Data items:
********************

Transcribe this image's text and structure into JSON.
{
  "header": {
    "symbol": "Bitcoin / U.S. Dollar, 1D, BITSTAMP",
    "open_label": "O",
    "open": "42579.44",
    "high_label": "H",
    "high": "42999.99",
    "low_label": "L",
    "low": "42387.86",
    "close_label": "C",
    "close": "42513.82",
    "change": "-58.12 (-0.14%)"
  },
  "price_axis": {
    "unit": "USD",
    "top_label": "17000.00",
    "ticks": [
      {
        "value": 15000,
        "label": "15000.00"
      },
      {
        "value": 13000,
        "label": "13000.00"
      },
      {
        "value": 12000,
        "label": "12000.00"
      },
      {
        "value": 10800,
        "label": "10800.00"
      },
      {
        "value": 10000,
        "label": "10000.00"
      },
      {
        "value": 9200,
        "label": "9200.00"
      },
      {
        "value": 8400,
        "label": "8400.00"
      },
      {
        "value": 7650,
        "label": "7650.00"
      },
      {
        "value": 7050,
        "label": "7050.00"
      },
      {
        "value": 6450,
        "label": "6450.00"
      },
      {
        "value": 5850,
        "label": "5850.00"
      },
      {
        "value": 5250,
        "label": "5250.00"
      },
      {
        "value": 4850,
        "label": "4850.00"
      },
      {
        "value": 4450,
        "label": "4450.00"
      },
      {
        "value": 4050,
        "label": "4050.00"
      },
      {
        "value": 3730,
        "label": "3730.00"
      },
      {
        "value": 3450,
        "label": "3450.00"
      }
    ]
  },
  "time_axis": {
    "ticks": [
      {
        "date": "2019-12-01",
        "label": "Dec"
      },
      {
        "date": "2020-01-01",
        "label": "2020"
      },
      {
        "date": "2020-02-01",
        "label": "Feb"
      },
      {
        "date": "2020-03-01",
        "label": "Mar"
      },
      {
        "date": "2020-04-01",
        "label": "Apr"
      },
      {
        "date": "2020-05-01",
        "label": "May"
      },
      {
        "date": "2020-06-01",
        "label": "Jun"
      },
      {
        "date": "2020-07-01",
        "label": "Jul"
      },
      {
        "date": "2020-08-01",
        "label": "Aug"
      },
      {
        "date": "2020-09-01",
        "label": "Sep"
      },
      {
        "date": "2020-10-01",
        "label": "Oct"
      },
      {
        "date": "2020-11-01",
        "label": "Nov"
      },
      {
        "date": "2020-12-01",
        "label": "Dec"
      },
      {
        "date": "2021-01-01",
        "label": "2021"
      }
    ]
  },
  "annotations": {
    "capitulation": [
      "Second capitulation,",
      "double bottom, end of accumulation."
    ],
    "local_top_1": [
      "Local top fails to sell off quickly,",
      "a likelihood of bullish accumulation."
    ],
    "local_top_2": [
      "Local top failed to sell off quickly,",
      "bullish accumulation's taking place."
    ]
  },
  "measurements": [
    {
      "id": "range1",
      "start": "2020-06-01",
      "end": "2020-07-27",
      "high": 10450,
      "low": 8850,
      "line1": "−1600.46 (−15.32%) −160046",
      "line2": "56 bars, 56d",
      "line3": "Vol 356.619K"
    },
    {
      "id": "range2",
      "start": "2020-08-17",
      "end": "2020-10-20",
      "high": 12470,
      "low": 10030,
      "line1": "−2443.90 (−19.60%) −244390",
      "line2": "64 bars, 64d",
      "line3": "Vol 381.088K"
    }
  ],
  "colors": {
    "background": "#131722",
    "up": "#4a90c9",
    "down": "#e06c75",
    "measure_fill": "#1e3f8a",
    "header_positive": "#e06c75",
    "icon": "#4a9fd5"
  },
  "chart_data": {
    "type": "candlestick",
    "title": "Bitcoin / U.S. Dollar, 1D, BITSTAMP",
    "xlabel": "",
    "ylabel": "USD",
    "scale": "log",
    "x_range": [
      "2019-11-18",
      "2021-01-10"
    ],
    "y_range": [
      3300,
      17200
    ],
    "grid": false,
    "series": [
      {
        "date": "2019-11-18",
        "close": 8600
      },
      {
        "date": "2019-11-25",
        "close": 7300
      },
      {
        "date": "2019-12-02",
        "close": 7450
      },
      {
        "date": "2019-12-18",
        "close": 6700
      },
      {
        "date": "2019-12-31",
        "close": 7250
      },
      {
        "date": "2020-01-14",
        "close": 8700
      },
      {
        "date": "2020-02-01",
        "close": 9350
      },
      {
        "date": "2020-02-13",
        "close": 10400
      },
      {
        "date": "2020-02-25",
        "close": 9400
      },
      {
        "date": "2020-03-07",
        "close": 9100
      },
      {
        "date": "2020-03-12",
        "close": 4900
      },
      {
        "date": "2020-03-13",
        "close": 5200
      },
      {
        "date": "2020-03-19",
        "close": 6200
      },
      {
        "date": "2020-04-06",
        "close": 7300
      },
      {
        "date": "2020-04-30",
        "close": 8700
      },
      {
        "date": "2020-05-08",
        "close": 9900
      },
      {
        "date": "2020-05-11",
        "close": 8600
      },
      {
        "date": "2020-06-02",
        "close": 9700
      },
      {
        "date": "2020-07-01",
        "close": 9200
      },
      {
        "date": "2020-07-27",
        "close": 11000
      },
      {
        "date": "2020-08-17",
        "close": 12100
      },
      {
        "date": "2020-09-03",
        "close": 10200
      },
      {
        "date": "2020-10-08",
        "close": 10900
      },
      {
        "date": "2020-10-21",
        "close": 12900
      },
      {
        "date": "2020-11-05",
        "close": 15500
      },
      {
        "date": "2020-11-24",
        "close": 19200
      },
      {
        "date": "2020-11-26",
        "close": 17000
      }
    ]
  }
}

********************

EXERCISE DESCRIPTION: Repeat all of the entries exactly.

FULL RESPONSE:
Transcribe this image's text and structure into JSON.
{
  "header": {
    "symbol": "Bitcoin / U.S. Dollar, 1D, BITSTAMP",
    "open_label": "O",
    "open": "42579.44",
    "high_label": "H",
    "high": "42999.99",
    "low_label": "L",
    "low": "42387.86",
    "close_label": "C",
    "close": "42513.82",
    "change": "-58.12 (-0.14%)"
  },
  "price_axis": {
    "unit": "USD",
    "top_label": "17000.00",
    "ticks": [
      {
        "value": 15000,
        "label": "15000.00"
      },
      {
        "value": 13000,
        "label": "13000.00"
      },
      {
        "value": 12000,
        "label": "12000.00"
      },
      {
        "value": 10800,
        "label": "10800.00"
      },
      {
        "value": 10000,
        "label": "10000.00"
      },
      {
        "value": 9200,
        "label": "9200.00"
      },
      {
        "value": 8400,
        "label": "8400.00"
      },
      {
        "value": 7650,
        "label": "7650.00"
      },
      {
        "value": 7050,
        "label": "7050.00"
      },
      {
        "value": 6450,
        "label": "6450.00"
      },
      {
        "value": 5850,
        "label": "5850.00"
      },
      {
        "value": 5250,
        "label": "5250.00"
      },
      {
        "value": 4850,
        "label": "4850.00"
      },
      {
        "value": 4450,
        "label": "4450.00"
      },
      {
        "value": 4050,
        "label": "4050.00"
      },
      {
        "value": 3730,
        "label": "3730.00"
      },
      {
        "value": 3450,
        "label": "3450.00"
      }
    ]
  },
  "time_axis": {
    "ticks": [
      {
        "date": "2019-12-01",
        "label": "Dec"
      },
      {
        "date": "2020-01-01",
        "label": "2020"
      },
      {
        "date": "2020-02-01",
        "label": "Feb"
      },
      {
        "date": "2020-03-01",
        "label": "Mar"
      },
      {
        "date": "2020-04-01",
        "label": "Apr"
      },
      {
        "date": "2020-05-01",
        "label": "May"
      },
      {
        "date": "2020-06-01",
        "label": "Jun"
      },
      {
        "date": "2020-07-01",
        "label": "Jul"
      },
      {
        "date": "2020-08-01",
        "label": "Aug"
      },
      {
        "date": "2020-09-01",
        "label": "Sep"
      },
      {
        "date": "2020-10-01",
        "label": "Oct"
      },
      {
        "date": "2020-11-01",
        "label": "Nov"
      },
      {
        "date": "2020-12-01",
        "label": "Dec"
      },
      {
        "date": "2021-01-01",
        "label": "2021"
      }
    ]
  },
  "annotations": {
    "capitulation": [
      "Second capitulation,",
      "double bottom, end of accumulation."
    ],
    "local_top_1": [
      "Local top fails to sell off quickly,",
      "a likelihood of bullish accumulation."
    ],
    "local_top_2": [
      "Local top failed to sell off quickly,",
      "bullish accumulation's taking place."
    ]
  },
  "measurements": [
    {
      "id": "range1",
      "start": "2020-06-01",
      "end": "2020-07-27",
      "high": 10450,
      "low": 8850,
      "line1": "−1600.46 (−15.32%) −160046",
      "line2": "56 bars, 56d",
      "line3": "Vol 356.619K"
    },
    {
      "id": "range2",
      "start": "2020-08-17",
      "end": "2020-10-20",
      "high": 12470,
      "low": 10030,
      "line1": "−2443.90 (−19.60%) −244390",
      "line2": "64 bars, 64d",
      "line3": "Vol 381.088K"
    }
  ],
  "colors": {
    "background": "#131722",
    "up": "#4a90c9",
    "down": "#e06c75",
    "measure_fill": "#1e3f8a",
    "header_positive": "#e06c75",
    "icon": "#4a9fd5"
  },
  "chart_data": {
    "type": "candlestick",
    "title": "Bitcoin / U.S. Dollar, 1D, BITSTAMP",
    "xlabel": "",
    "ylabel": "USD",
    "scale": "log",
    "x_range": [
      "2019-11-18",
      "2021-01-10"
    ],
    "y_range": [
      3300,
      17200
    ],
    "grid": false,
    "series": [
      {
        "date": "2019-11-18",
        "close": 8600
      },
      {
        "date": "2019-11-25",
        "close": 7300
      },
      {
        "date": "2019-12-02",
        "close": 7450
      },
      {
        "date": "2019-12-18",
        "close": 6700
      },
      {
        "date": "2019-12-31",
        "close": 7250
      },
      {
        "date": "2020-01-14",
        "close": 8700
      },
      {
        "date": "2020-02-01",
        "close": 9350
      },
      {
        "date": "2020-02-13",
        "close": 10400
      },
      {
        "date": "2020-02-25",
        "close": 9400
      },
      {
        "date": "2020-03-07",
        "close": 9100
      },
      {
        "date": "2020-03-12",
        "close": 4900
      },
      {
        "date": "2020-03-13",
        "close": 5200
      },
      {
        "date": "2020-03-19",
        "close": 6200
      },
      {
        "date": "2020-04-06",
        "close": 7300
      },
      {
        "date": "2020-04-30",
        "close": 8700
      },
      {
        "date": "2020-05-08",
        "close": 9900
      },
      {
        "date": "2020-05-11",
        "close": 8600
      },
      {
        "date": "2020-06-02",
        "close": 9700
      },
      {
        "date": "2020-07-01",
        "close": 9200
      },
      {
        "date": "2020-07-27",
        "close": 11000
      },
      {
        "date": "2020-08-17",
        "close": 12100
      },
      {
        "date": "2020-09-03",
        "close": 10200
      },
      {
        "date": "2020-10-08",
        "close": 10900
      },
      {
        "date": "2020-10-21",
        "close": 12900
      },
      {
        "date": "2020-11-05",
        "close": 15500
      },
      {
        "date": "2020-11-24",
        "close": 19200
      },
      {
        "date": "2020-11-26",
        "close": 17000
      }
    ]
  }
}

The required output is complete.